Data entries

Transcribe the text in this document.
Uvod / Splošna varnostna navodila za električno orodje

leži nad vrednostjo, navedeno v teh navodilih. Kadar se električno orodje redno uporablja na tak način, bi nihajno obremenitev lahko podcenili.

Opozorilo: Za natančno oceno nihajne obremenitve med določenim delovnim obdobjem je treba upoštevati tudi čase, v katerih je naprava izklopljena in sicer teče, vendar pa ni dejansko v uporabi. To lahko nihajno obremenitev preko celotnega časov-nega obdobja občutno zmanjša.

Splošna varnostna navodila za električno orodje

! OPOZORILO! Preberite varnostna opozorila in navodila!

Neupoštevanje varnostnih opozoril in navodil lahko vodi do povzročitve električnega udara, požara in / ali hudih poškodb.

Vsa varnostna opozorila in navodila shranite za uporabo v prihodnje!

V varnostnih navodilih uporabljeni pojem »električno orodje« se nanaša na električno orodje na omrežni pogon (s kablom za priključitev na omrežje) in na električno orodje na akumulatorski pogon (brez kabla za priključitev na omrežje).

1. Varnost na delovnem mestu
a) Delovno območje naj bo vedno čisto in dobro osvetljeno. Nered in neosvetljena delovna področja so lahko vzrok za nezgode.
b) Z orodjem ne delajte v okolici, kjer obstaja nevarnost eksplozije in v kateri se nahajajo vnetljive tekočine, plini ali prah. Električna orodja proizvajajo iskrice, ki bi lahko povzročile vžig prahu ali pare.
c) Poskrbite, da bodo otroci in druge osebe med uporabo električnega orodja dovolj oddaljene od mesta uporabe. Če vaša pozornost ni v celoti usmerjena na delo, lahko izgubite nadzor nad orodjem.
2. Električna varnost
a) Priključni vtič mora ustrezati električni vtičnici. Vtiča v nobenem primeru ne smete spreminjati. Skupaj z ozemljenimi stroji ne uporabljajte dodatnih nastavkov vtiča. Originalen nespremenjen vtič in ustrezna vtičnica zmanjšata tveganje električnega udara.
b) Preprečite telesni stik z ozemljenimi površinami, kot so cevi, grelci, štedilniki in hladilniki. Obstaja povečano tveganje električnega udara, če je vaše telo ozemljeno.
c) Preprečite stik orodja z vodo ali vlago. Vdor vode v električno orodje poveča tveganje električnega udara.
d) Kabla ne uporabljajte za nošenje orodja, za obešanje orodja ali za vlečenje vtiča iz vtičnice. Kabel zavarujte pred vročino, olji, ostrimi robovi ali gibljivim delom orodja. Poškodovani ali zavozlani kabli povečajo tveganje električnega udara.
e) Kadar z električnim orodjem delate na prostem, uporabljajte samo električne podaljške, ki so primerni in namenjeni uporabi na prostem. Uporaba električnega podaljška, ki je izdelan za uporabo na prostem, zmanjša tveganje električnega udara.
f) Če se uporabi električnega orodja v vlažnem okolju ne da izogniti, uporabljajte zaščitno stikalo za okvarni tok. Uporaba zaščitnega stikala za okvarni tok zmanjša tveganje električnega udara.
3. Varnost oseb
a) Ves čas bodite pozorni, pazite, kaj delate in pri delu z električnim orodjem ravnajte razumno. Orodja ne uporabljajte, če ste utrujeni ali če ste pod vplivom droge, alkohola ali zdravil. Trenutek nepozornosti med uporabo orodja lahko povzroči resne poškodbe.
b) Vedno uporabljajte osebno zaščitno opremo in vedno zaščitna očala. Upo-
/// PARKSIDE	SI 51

▸ WHAT IS BEING ASKED
Search the data for "vedno" and list every line in which it occurs.

▸ TASK RESULT
a) Delovno območje naj bo vedno čisto in dobro osvetljeno. Nered in neosvetljena delovna področja so lahko vzrok za nezgode.
b) Vedno uporabljajte osebno zaščitno opremo in vedno zaščitna očala. Upo-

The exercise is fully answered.